SELECTED PASSAGE: Begin

Sounds reasonable. Except that the bug proves we didn't.
If you are right that service_outstanding_interrupt can race againts
itself (and I don't doubt that), then I guess this could also happen
between failure to submit the URB and clearing the flag?
>> As for the XMM behaviour: it's been a long time since I tried any of
>> those, but AFAIR one the major differences compared to Qualcomm was the
>> strict queue handling in the firmware. This caused a number of problems
>> where the cdc-wdm driver wanted to skip a message for some reason. So
>> I'm not surprised that a bug like this is triggered by one of those
>> modems. That's probably the only thing they are good for :-)
>
> I am not sure where exactly the issue lies here. Suggestions for
> debugging?
Nothing more than the obvious; Get one of those modems and do some
usbmon snooping.
Bjørn
On 15.04.24 11:26, Bjørn Mork wrote:
> Oliver Neukum <[email protected]> writes:
>> On 15.04.24 08:47, Bjørn Mork wrote:
>>
>>> urb from service_outstanding_interrupt(). That's why it was added. See
>>> the explanation Robert wrote when introducing it:
>>> https://git.kernel.org/pub/scm/linux/kernel/git/torvalds/linux.git/commit/drivers/usb/class/cdc-wdm.c?id=c1da59dad0ebd3f9bd238f3fff82b1f7ffda7829
>>
>> Well, the explanation is correct in that we must read
>> data available. However, if the RESPONDING flag is set
>> and the URB submitted, we are already doing so.
>
> Sounds reasonable. Except that the bug proves we didn't.
Why? I am afraid I do not get that part.
> If you are right that service_outstanding_interrupt can race againts
> itself (and I don't doubt that), then I guess this could also happen
> between failure to submit the URB and clearing the flag?
Yes, it can. In fact in this case the behavior should not change.
I am afraid we have a misunderstanding. It seems to me that in the
unchanged driver the result of service_outstanding_interrupt()
is undefined.
Please explain.
Regards
Oliver
On Mon, Apr 15, 2024 at 11:26:00AM +0200, Bj?rn Mork wrote:
> Oliver Neukum <[email protected]> writes:
> > On 15.04.24 08:47, Bj?rn Mork wrote:
> >
> >> urb from service_outstanding_interrupt(). That's why it was added. See
> >> the explanation Robert wrote when introducing it:
> >> https://git.kernel.org/pub/scm/linux/kernel/git/torvalds/linux.git/commit/drivers/usb/class/cdc-wdm.c?id=c1da59dad0ebd3f9bd238f3fff82b1f7ffda7829
> >
> > Well, the explanation is correct in that we must read
> > data available. However, if the RESPONDING flag is set
> > and the URB submitted, we are already doing so.

SELECTED PASSAGE: End
PROVIDED RECORDS: Begin

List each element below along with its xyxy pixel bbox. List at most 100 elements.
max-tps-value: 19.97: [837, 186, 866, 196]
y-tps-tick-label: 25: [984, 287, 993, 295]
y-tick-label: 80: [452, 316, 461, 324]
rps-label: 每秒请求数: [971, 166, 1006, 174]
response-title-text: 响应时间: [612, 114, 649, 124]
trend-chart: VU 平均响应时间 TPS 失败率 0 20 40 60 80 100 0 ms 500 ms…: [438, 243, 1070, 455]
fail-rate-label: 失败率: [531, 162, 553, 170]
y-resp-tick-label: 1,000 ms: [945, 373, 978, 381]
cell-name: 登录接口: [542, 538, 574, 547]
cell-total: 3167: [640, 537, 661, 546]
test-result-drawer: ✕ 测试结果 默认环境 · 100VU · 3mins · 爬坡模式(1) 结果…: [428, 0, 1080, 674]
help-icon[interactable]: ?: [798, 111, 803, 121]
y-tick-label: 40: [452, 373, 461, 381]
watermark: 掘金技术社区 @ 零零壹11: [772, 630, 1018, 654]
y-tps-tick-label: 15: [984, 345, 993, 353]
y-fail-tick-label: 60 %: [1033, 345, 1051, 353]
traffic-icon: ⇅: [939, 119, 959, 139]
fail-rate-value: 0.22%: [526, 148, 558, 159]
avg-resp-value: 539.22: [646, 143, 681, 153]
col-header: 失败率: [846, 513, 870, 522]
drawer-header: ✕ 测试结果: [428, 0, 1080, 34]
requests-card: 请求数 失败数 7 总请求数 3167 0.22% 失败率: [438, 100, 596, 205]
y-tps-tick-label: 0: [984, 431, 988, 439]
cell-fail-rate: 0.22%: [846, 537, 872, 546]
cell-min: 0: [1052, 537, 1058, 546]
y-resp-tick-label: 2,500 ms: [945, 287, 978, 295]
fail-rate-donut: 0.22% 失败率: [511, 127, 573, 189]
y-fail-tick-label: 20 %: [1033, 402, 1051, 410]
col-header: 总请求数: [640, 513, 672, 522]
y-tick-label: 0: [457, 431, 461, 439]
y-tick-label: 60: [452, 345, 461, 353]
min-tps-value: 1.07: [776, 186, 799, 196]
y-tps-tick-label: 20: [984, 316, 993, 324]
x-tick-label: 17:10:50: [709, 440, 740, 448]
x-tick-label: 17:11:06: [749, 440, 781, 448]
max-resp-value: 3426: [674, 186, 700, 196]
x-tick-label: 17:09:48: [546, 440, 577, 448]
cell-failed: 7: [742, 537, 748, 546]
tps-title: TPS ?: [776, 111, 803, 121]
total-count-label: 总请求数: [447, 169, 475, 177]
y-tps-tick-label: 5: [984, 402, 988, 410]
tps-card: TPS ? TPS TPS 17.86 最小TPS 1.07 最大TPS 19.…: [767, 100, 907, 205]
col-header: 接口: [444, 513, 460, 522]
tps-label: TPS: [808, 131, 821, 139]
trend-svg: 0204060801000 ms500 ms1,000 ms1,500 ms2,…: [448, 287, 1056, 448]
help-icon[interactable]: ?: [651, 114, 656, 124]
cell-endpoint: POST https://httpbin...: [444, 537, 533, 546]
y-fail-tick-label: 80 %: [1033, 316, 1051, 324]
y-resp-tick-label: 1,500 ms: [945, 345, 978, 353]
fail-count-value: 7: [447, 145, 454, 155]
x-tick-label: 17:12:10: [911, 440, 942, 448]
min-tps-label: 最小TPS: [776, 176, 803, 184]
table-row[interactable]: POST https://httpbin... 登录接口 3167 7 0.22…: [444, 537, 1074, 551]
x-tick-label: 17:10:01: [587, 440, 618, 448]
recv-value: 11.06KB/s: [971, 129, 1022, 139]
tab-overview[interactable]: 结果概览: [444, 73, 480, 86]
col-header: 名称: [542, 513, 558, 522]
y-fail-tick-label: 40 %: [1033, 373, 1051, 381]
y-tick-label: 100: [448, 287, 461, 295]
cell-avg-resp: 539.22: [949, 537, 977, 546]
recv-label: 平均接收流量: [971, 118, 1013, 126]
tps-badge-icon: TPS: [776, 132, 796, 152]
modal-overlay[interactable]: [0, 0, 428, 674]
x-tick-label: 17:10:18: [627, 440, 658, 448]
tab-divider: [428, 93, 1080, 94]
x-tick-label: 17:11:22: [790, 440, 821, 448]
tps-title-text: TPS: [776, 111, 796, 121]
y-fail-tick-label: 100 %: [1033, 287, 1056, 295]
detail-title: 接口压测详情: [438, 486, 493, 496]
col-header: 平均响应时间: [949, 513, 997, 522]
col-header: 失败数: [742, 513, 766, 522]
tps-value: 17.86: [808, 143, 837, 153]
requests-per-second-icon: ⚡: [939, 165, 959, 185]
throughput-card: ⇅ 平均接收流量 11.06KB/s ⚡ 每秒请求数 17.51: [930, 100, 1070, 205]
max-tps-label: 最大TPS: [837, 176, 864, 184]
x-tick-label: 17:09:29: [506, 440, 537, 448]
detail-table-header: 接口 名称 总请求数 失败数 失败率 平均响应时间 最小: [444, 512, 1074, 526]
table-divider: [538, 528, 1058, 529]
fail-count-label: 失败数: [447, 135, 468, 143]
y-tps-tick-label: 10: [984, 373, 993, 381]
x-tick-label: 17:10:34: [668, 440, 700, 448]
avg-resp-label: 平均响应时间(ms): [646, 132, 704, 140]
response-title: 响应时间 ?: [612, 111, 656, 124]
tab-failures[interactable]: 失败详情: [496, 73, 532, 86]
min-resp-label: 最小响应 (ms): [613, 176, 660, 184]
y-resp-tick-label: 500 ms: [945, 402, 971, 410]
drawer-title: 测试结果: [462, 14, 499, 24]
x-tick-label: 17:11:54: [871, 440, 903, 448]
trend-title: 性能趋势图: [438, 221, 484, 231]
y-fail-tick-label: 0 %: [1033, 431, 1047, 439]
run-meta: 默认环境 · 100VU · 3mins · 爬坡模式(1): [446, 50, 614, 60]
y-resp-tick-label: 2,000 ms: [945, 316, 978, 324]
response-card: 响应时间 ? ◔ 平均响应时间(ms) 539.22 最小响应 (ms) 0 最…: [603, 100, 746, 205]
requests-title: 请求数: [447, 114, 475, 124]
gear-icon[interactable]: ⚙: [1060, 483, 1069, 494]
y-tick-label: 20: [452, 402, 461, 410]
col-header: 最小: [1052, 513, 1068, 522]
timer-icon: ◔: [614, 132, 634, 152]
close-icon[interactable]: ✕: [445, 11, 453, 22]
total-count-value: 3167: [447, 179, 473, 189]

PROVIDED RECORDS: End

EXERCISE INSTRUCTIONS —
1: In the cdc-wdm email thread, what does Bjørn suggest doing to debug the issue?
2: Please continue the cdc-wdm email thread from the point where it stops.

ANSWER LIST —
1: Get one of those modems and do some usbmon snooping.

2:
>
> Sounds reasonable. Except that the bug proves we didn't.
>
> If you are right that service_outstanding_interrupt can race againts
> itself (and I don't doubt that), then I guess this could also happen
> between failure to submit the URB and clearing the flag?
>
> >> As for the XMM behaviour: it's been a long time since I tried any of
> >> those, but AFAIR one the major differences compared to Qualcomm was the
> >> strict queue handling in the firmware. This caused a number of problems
> >> where the cdc-wdm driver wanted to skip a message for some reason. So
> >> I'm not surprised that a bug like this is triggered by one of those
> >> modems. That's probably the only thing they are good for :-)
> >
> > I am not sure where exactly the issue lies here. Suggestions for
> > debugging?
>
> Nothing more than the obvious; Get one of those modems and do some
> usbmon snooping.
So for now, should we just revert this problem commit?
thanks,
greg k-h
Oliver Neukum <[email protected]> writes:
> On 15.04.24 11:26, Bjørn Mork wrote:
>> Oliver Neukum <[email protected]> writes:
>>> On 15.04.24 08:47, Bjørn Mork wrote:
>>>
>>>> urb from service_outstanding_interrupt(). That's why it was added. See
>>>> the explanation Robert wrote when introducing it:
>>>> https://git.kernel.org/pub/scm/linux/kernel/git/torvalds/linux.git/commit/drivers/usb/class/cdc-wdm.c?id=c1da59dad0ebd3f9bd238f3fff82b1f7ffda7829
>>>
>>> Well, the explanation is correct in that we must read
>>> data available. However, if the RESPONDING flag is set
>>> and the URB submitted, we are already doing so.
>> Sounds reasonable. Except that the bug proves we didn't.
>
> Why? I am afraid I do not get that part.
I don't get how it happens either. But that's the only thing changed by
the patch.
> > If you are right that service_outstanding_interrupt can race
> againts
>> itself (and I don't doubt that), then I guess this could also happen
>> between failure to submit the URB and clearing the flag?
>
> Yes, it can. In fact in this case the behavior should not change.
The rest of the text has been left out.